─── Extracted entries

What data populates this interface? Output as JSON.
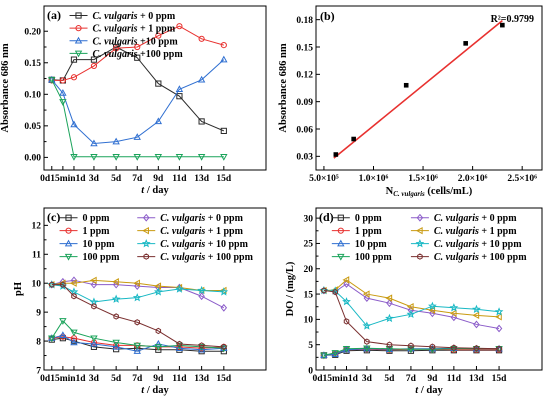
{
  "chart_data": [
    {
      "type": "line",
      "panel": "(a)",
      "xlabel_parts": [
        "t",
        " / day"
      ],
      "ylabel": "Absorbance 686 nm",
      "categories": [
        "0d",
        "15min",
        "1d",
        "3d",
        "5d",
        "7d",
        "9d",
        "11d",
        "13d",
        "15d"
      ],
      "x_tick_labels": [
        "0d15min1d",
        "3d",
        "5d",
        "7d",
        "9d",
        "11d",
        "13d",
        "15d"
      ],
      "ylim": [
        -0.02,
        0.24
      ],
      "yticks": [
        "0.00",
        "0.05",
        "0.10",
        "0.15",
        "0.20"
      ],
      "legend_position": "top-left",
      "series": [
        {
          "name": "+ 0 ppm",
          "species": "C. vulgaris",
          "color": "#2b2b2b",
          "marker": "square",
          "values": [
            0.123,
            0.122,
            0.155,
            0.155,
            0.175,
            0.158,
            0.117,
            0.097,
            0.057,
            0.042
          ]
        },
        {
          "name": "+ 1 ppm",
          "species": "C. vulgaris",
          "color": "#e8312f",
          "marker": "circle",
          "values": [
            0.122,
            0.122,
            0.127,
            0.145,
            0.173,
            0.175,
            0.193,
            0.208,
            0.188,
            0.178
          ]
        },
        {
          "name": "+10 ppm",
          "species": "C. vulgaris",
          "color": "#2f6fd1",
          "marker": "triangle",
          "values": [
            0.123,
            0.102,
            0.052,
            0.022,
            0.025,
            0.032,
            0.057,
            0.108,
            0.123,
            0.155
          ]
        },
        {
          "name": "+100 ppm",
          "species": "C. vulgaris",
          "color": "#1aa35a",
          "marker": "triangle-down",
          "values": [
            0.123,
            0.088,
            0.001,
            0.001,
            0.001,
            0.001,
            0.001,
            0.001,
            0.001,
            0.001
          ]
        }
      ]
    },
    {
      "type": "scatter",
      "panel": "(b)",
      "xlabel_main": "N",
      "xlabel_sub": "C. vulgaris",
      "xlabel_tail": " (cells/mL)",
      "ylabel": "Absorbance 686 nm",
      "annotation": "R²=0.9799",
      "xlim": [
        420000,
        2700000
      ],
      "ylim": [
        0.015,
        0.195
      ],
      "x_tick_labels": [
        "5.0×10⁵",
        "1.0×10⁶",
        "1.5×10⁶",
        "2.0×10⁶",
        "2.5×10⁶"
      ],
      "xticks": [
        500000,
        1000000,
        1500000,
        2000000,
        2500000
      ],
      "y_tick_labels": [
        "0.03",
        "0.06",
        "0.09",
        "0.12",
        "0.15",
        "0.18"
      ],
      "yticks": [
        0.03,
        0.06,
        0.09,
        0.12,
        0.15,
        0.18
      ],
      "points": [
        {
          "x": 620000,
          "y": 0.032
        },
        {
          "x": 800000,
          "y": 0.049
        },
        {
          "x": 1330000,
          "y": 0.108
        },
        {
          "x": 1930000,
          "y": 0.154
        },
        {
          "x": 2300000,
          "y": 0.174
        }
      ],
      "fit_line": {
        "x": [
          600000,
          2300000
        ],
        "y": [
          0.028,
          0.179
        ],
        "color": "#e8312f"
      }
    },
    {
      "type": "line",
      "panel": "(c)",
      "xlabel_parts": [
        "t",
        " / day"
      ],
      "ylabel": "pH",
      "categories": [
        "0d",
        "15min",
        "1d",
        "3d",
        "5d",
        "7d",
        "9d",
        "11d",
        "13d",
        "15d"
      ],
      "x_tick_labels": [
        "0d15min1d",
        "3d",
        "5d",
        "7d",
        "9d",
        "11d",
        "13d",
        "15d"
      ],
      "ylim": [
        7,
        12.6
      ],
      "yticks": [
        "7",
        "8",
        "9",
        "10",
        "11",
        "12"
      ],
      "legend_position": "top",
      "series": [
        {
          "name": "0 ppm",
          "color": "#2b2b2b",
          "marker": "square",
          "values": [
            8.05,
            8.1,
            8.0,
            7.8,
            7.72,
            7.75,
            7.7,
            7.7,
            7.65,
            7.65
          ]
        },
        {
          "name": "1 ppm",
          "color": "#e8312f",
          "marker": "circle",
          "values": [
            8.1,
            8.15,
            8.1,
            7.95,
            7.85,
            7.85,
            7.8,
            7.8,
            7.75,
            7.8
          ]
        },
        {
          "name": "10 ppm",
          "color": "#2f6fd1",
          "marker": "triangle",
          "values": [
            8.1,
            8.2,
            7.95,
            7.9,
            7.8,
            7.65,
            7.9,
            7.75,
            7.7,
            7.75
          ]
        },
        {
          "name": "100 ppm",
          "color": "#1aa35a",
          "marker": "triangle-down",
          "values": [
            8.1,
            8.7,
            8.3,
            8.1,
            7.95,
            7.85,
            7.8,
            7.85,
            7.8,
            7.75
          ]
        },
        {
          "name": "+ 0 ppm",
          "species": "C. vulgaris",
          "color": "#8b5cc9",
          "marker": "diamond",
          "values": [
            9.95,
            10.05,
            10.1,
            9.95,
            9.95,
            9.9,
            9.85,
            9.85,
            9.55,
            9.15
          ]
        },
        {
          "name": "+ 1 ppm",
          "species": "C. vulgaris",
          "color": "#c99a10",
          "marker": "triangle-left",
          "values": [
            9.95,
            10.0,
            10.0,
            10.1,
            10.05,
            10.0,
            9.9,
            9.85,
            9.75,
            9.75
          ]
        },
        {
          "name": "+ 10 ppm",
          "species": "C. vulgaris",
          "color": "#18b8c4",
          "marker": "star",
          "values": [
            9.95,
            9.9,
            9.7,
            9.35,
            9.45,
            9.5,
            9.7,
            9.8,
            9.75,
            9.7
          ]
        },
        {
          "name": "+ 100 ppm",
          "species": "C. vulgaris",
          "color": "#7a2f2f",
          "marker": "hexagon",
          "values": [
            9.95,
            9.95,
            9.55,
            9.2,
            8.85,
            8.65,
            8.35,
            7.9,
            7.85,
            7.8
          ]
        }
      ]
    },
    {
      "type": "line",
      "panel": "(d)",
      "xlabel_parts": [
        "t",
        " / day"
      ],
      "ylabel": "DO / (mg/L)",
      "categories": [
        "0d",
        "15min",
        "1d",
        "3d",
        "5d",
        "7d",
        "9d",
        "11d",
        "13d",
        "15d"
      ],
      "x_tick_labels": [
        "0d15min1d",
        "3d",
        "5d",
        "7d",
        "9d",
        "11d",
        "13d",
        "15d"
      ],
      "ylim": [
        0,
        32
      ],
      "yticks": [
        "0",
        "5",
        "10",
        "15",
        "20",
        "25",
        "30"
      ],
      "legend_position": "top",
      "series": [
        {
          "name": "0 ppm",
          "color": "#2b2b2b",
          "marker": "square",
          "values": [
            2.9,
            3.0,
            3.8,
            3.9,
            3.8,
            3.8,
            3.9,
            3.9,
            3.9,
            3.9
          ]
        },
        {
          "name": "1 ppm",
          "color": "#e8312f",
          "marker": "circle",
          "values": [
            2.9,
            3.2,
            4.0,
            4.1,
            4.0,
            4.1,
            4.1,
            4.0,
            4.0,
            4.0
          ]
        },
        {
          "name": "10 ppm",
          "color": "#2f6fd1",
          "marker": "triangle",
          "values": [
            2.9,
            3.1,
            4.0,
            4.2,
            4.1,
            4.2,
            4.2,
            4.3,
            4.2,
            4.2
          ]
        },
        {
          "name": "100 ppm",
          "color": "#1aa35a",
          "marker": "triangle-down",
          "values": [
            2.9,
            3.4,
            4.2,
            4.3,
            4.2,
            4.1,
            4.1,
            4.2,
            4.2,
            4.2
          ]
        },
        {
          "name": "+ 0 ppm",
          "species": "C. vulgaris",
          "color": "#8b5cc9",
          "marker": "diamond",
          "values": [
            15.7,
            15.5,
            17.0,
            14.2,
            13.2,
            11.8,
            11.2,
            10.4,
            9.0,
            8.2
          ]
        },
        {
          "name": "+ 1 ppm",
          "species": "C. vulgaris",
          "color": "#c99a10",
          "marker": "triangle-left",
          "values": [
            15.7,
            15.8,
            17.8,
            15.0,
            14.2,
            12.5,
            11.8,
            11.2,
            10.8,
            10.5
          ]
        },
        {
          "name": "+ 10 ppm",
          "species": "C. vulgaris",
          "color": "#18b8c4",
          "marker": "star",
          "values": [
            15.7,
            15.6,
            13.5,
            8.7,
            10.2,
            11.0,
            12.6,
            12.3,
            12.0,
            11.5
          ]
        },
        {
          "name": "+ 100 ppm",
          "species": "C. vulgaris",
          "color": "#7a2f2f",
          "marker": "hexagon",
          "values": [
            15.7,
            15.4,
            9.6,
            5.6,
            5.0,
            4.8,
            4.6,
            4.4,
            4.3,
            4.2
          ]
        }
      ]
    }
  ]
}
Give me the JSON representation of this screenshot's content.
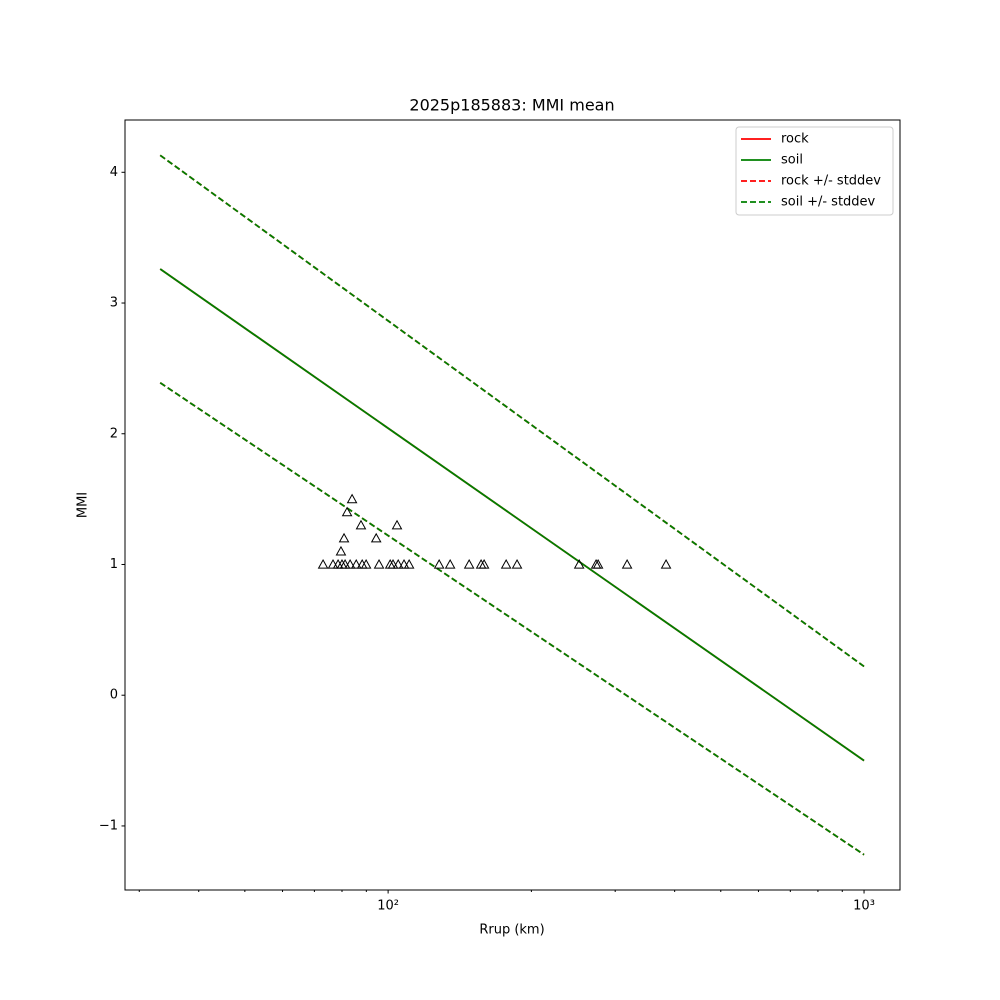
{
  "chart_data": {
    "type": "line",
    "title": "2025p185883: MMI mean",
    "xlabel": "Rrup (km)",
    "ylabel": "MMI",
    "xscale": "log",
    "xlim": [
      28,
      1190
    ],
    "ylim": [
      -1.49,
      4.4
    ],
    "xticks": [
      {
        "value": 100,
        "label": "10²"
      },
      {
        "value": 1000,
        "label": "10³"
      }
    ],
    "xminorticks": [
      30,
      40,
      50,
      60,
      70,
      80,
      90,
      200,
      300,
      400,
      500,
      600,
      700,
      800,
      900
    ],
    "yticks": [
      {
        "value": -1,
        "label": "−1"
      },
      0,
      1,
      2,
      3,
      4
    ],
    "legend": "upper right",
    "x": [
      33.2,
      1000
    ],
    "series": [
      {
        "name": "rock",
        "color": "#ff0000",
        "style": "solid",
        "values": [
          3.26,
          -0.5
        ]
      },
      {
        "name": "soil",
        "color": "#008000",
        "style": "solid",
        "values": [
          3.26,
          -0.5
        ]
      },
      {
        "name": "rock +/- stddev",
        "color": "#ff0000",
        "style": "dashed",
        "upper": [
          4.13,
          0.22
        ],
        "lower": [
          2.39,
          -1.22
        ]
      },
      {
        "name": "soil +/- stddev",
        "color": "#008000",
        "style": "dashed",
        "upper": [
          4.13,
          0.22
        ],
        "lower": [
          2.39,
          -1.22
        ]
      }
    ],
    "observations": {
      "marker": "triangle",
      "color": "#000000",
      "x": [
        73.0,
        76.6,
        78.5,
        80.0,
        81.2,
        83.2,
        85.7,
        88.2,
        89.9,
        95.7,
        101.0,
        102.4,
        105.0,
        108.0,
        110.7,
        128.0,
        135.0,
        148.0,
        156.8,
        159.1,
        177.0,
        186.6,
        252.0,
        273.5,
        276.2,
        317.8,
        383.7,
        79.6,
        80.8,
        82.0,
        84.0,
        87.7,
        94.4,
        104.4
      ],
      "y": [
        1,
        1,
        1,
        1,
        1,
        1,
        1,
        1,
        1,
        1,
        1,
        1,
        1,
        1,
        1,
        1,
        1,
        1,
        1,
        1,
        1,
        1,
        1,
        1,
        1,
        1,
        1,
        1.1,
        1.2,
        1.4,
        1.5,
        1.3,
        1.2,
        1.3
      ]
    }
  }
}
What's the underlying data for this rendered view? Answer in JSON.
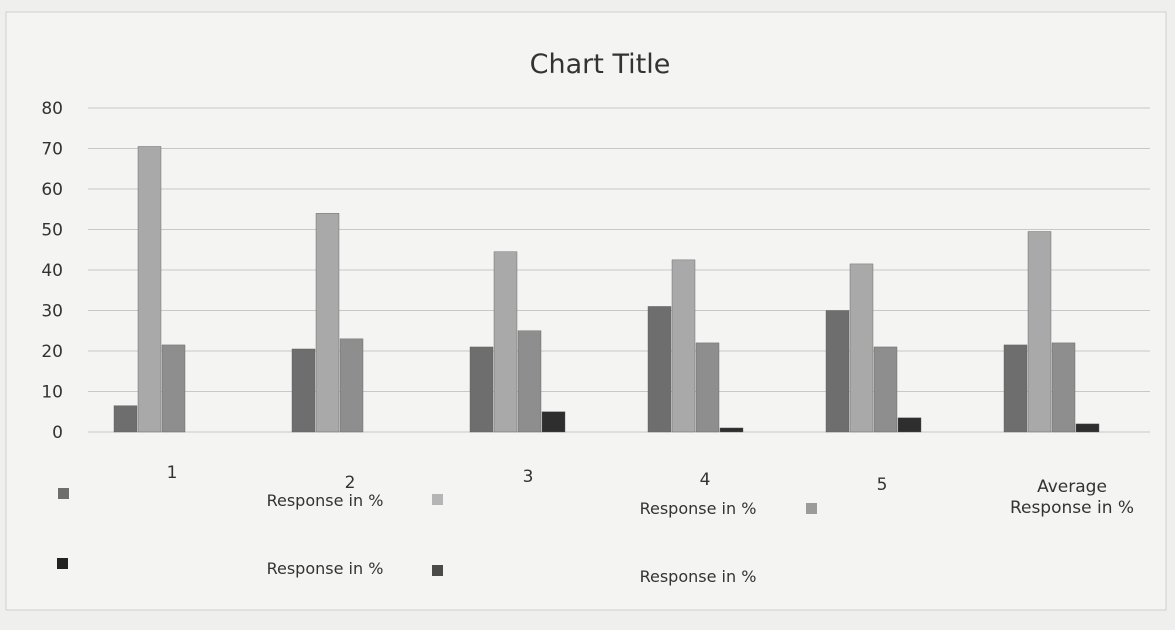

──────

Of all the lines in the material above, how many contain the word "JSON"? Give only the count.

3